____ Records for processing

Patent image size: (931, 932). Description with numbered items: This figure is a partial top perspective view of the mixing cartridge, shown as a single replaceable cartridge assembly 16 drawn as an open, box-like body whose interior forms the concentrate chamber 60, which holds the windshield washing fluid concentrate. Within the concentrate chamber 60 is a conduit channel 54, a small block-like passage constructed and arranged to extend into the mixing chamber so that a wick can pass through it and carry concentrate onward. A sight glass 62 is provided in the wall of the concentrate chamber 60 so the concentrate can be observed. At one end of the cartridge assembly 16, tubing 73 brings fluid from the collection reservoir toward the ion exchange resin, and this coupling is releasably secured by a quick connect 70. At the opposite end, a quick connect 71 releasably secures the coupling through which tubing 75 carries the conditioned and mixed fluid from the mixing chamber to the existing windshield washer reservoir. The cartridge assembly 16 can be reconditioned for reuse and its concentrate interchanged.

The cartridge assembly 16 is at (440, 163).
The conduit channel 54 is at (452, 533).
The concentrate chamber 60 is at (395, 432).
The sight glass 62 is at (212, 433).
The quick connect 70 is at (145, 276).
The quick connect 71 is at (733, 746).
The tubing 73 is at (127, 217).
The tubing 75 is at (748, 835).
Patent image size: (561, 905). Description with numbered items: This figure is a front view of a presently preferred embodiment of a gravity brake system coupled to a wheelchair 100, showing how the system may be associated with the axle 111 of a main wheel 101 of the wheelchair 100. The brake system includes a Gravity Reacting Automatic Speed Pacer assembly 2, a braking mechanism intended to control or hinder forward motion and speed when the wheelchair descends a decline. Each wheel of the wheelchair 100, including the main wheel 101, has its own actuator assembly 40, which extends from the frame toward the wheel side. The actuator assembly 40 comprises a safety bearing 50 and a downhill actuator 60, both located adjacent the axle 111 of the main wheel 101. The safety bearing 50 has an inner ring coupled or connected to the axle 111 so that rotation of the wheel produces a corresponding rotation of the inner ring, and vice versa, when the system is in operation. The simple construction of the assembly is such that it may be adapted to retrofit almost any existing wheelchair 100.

________

Turn the lines from the start of the rows above through the line that contains "The tubing 75 is at (748, 835).", inclusive, into a Markdown table with the columns Number and Text, skipping blank lines.

| Number | Text |
|---|---|
| 1 | Patent image size: (931, 932). Description with numbered items: This figure is a partial top perspective view of the mixing cartridge, shown as a single replaceable cartridge assembly 16 drawn as an open, box-like body whose interior forms the concentrate chamber 60, which holds the windshield washing fluid concentrate. Within the concentrate chamber 60 is a conduit channel 54, a small block-like passage constructed and arranged to extend into the mixing chamber so that a wick can pass through it and carry concentrate onward. A sight glass 62 is provided in the wall of the concentrate chamber 60 so the concentrate can be observed. At one end of the cartridge assembly 16, tubing 73 brings fluid from the collection reservoir toward the ion exchange resin, and this coupling is releasably secured by a quick connect 70. At the opposite end, a quick connect 71 releasably secures the coupling through which tubing 75 carries the conditioned and mixed fluid from the mixing chamber to the existing windshield washer reservoir. The cartridge assembly 16 can be reconditioned for reuse and its concentrate interchanged. |
| 2 | The cartridge assembly 16 is at (440, 163). |
| 3 | The conduit channel 54 is at (452, 533). |
| 4 | The concentrate chamber 60 is at (395, 432). |
| 5 | The sight glass 62 is at (212, 433). |
| 6 | The quick connect 70 is at (145, 276). |
| 7 | The quick connect 71 is at (733, 746). |
| 8 | The tubing 73 is at (127, 217). |
| 9 | The tubing 75 is at (748, 835). |